Aim => Identify all lines in the data containing the string "will". Copy them out.

Listed records =>
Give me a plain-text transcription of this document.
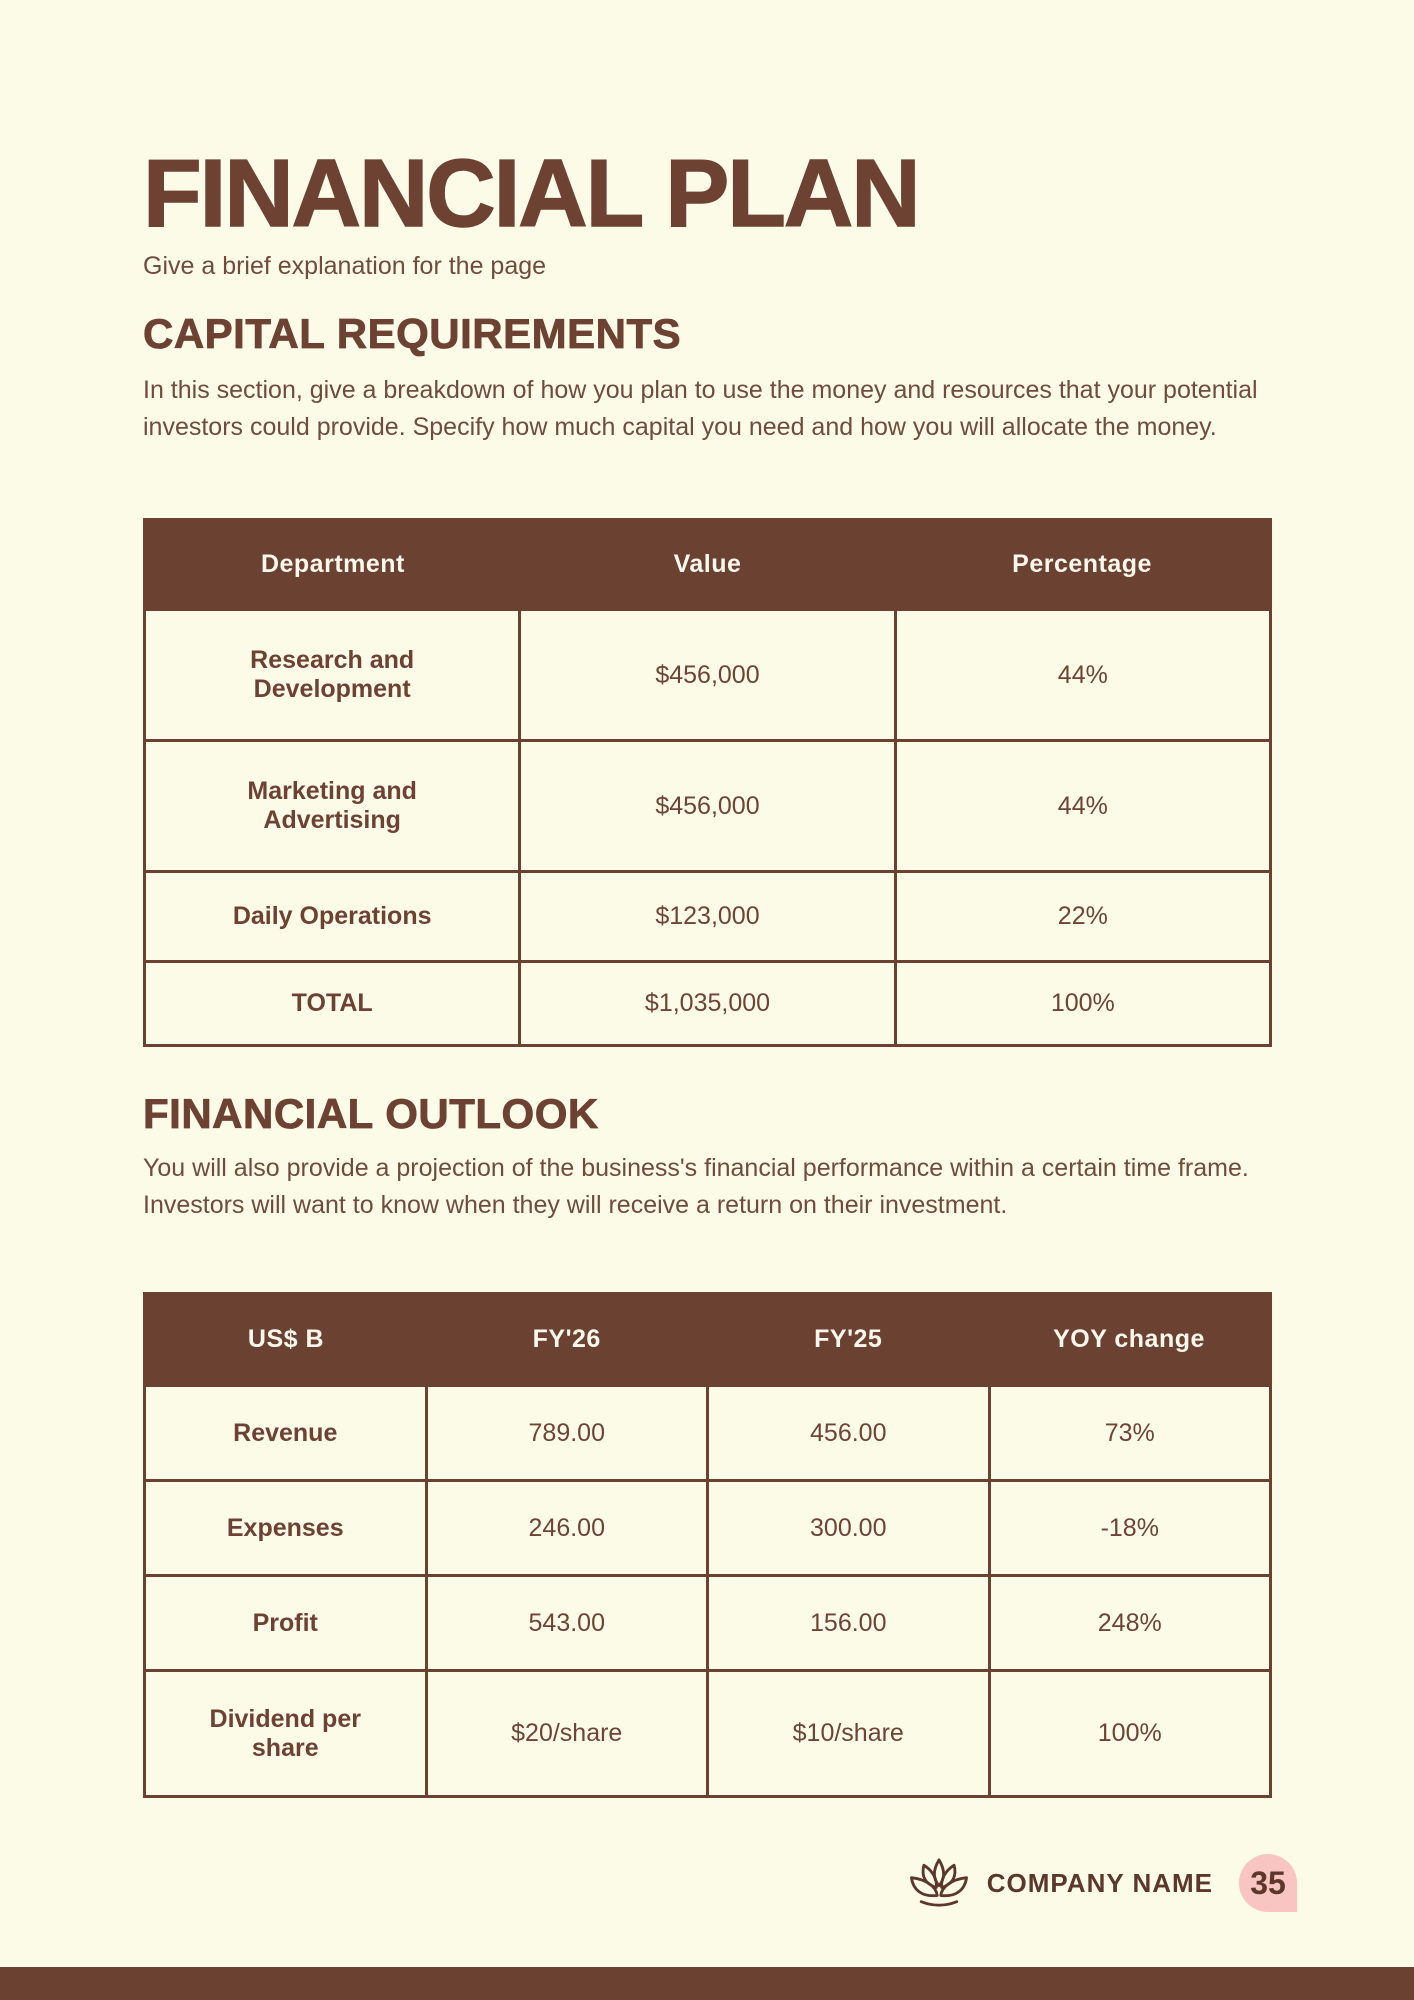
FINANCIAL PLAN

Give a brief explanation for the page

CAPITAL REQUIREMENTS

In this section, give a breakdown of how you plan to use the money and resources that your potential investors could provide. Specify how much capital you need and how you will allocate the money.

Department	Value	Percentage
Research and Development	$456,000	44%
Marketing and Advertising	$456,000	44%
Daily Operations	$123,000	22%
TOTAL	$1,035,000	100%
FINANCIAL OUTLOOK

You will also provide a projection of the business's financial performance within a certain time frame. Investors will want to know when they will receive a return on their investment.

US$ B	FY'26	FY'25	YOY change
Revenue	789.00	456.00	73%
Expenses	246.00	300.00	-18%
Profit	543.00	156.00	248%
Dividend per share	$20/share	$10/share	100%
COMPANY NAME	35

Task result =>
In this section, give a breakdown of how you plan to use the money and resources that your potential investors could provide. Specify how much capital you need and how you will allocate the money.
You will also provide a projection of the business's financial performance within a certain time frame. Investors will want to know when they will receive a return on their investment.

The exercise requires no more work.